== Given data

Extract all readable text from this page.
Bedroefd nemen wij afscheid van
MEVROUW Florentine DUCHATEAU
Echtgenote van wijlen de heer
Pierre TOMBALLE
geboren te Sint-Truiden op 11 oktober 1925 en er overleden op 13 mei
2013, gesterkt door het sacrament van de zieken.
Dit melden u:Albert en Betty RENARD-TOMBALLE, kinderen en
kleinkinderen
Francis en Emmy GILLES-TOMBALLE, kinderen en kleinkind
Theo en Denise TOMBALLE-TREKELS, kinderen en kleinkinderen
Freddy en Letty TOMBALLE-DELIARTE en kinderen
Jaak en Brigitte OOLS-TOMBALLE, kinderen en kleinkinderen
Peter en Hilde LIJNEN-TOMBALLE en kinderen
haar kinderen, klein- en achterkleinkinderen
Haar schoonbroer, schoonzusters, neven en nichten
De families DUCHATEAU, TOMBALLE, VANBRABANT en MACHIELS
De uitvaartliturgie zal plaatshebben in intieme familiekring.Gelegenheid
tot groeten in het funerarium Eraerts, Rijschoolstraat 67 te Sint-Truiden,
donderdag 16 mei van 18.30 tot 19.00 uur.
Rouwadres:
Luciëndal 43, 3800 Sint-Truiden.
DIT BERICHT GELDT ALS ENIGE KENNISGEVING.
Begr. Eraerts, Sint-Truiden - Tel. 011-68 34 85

====

__Work to complete__
Restate the data above word for word.

__Response below__
Extract all readable text from this page.
Bedroefd nemen wij afscheid van
MEVROUW Florentine DUCHATEAU
Echtgenote van wijlen de heer
Pierre TOMBALLE
geboren te Sint-Truiden op 11 oktober 1925 en er overleden op 13 mei
2013, gesterkt door het sacrament van de zieken.
Dit melden u:Albert en Betty RENARD-TOMBALLE, kinderen en
kleinkinderen
Francis en Emmy GILLES-TOMBALLE, kinderen en kleinkind
Theo en Denise TOMBALLE-TREKELS, kinderen en kleinkinderen
Freddy en Letty TOMBALLE-DELIARTE en kinderen
Jaak en Brigitte OOLS-TOMBALLE, kinderen en kleinkinderen
Peter en Hilde LIJNEN-TOMBALLE en kinderen
haar kinderen, klein- en achterkleinkinderen
Haar schoonbroer, schoonzusters, neven en nichten
De families DUCHATEAU, TOMBALLE, VANBRABANT en MACHIELS
De uitvaartliturgie zal plaatshebben in intieme familiekring.Gelegenheid
tot groeten in het funerarium Eraerts, Rijschoolstraat 67 te Sint-Truiden,
donderdag 16 mei van 18.30 tot 19.00 uur.
Rouwadres:
Luciëndal 43, 3800 Sint-Truiden.
DIT BERICHT GELDT ALS ENIGE KENNISGEVING.
Begr. Eraerts, Sint-Truiden - Tel. 011-68 34 85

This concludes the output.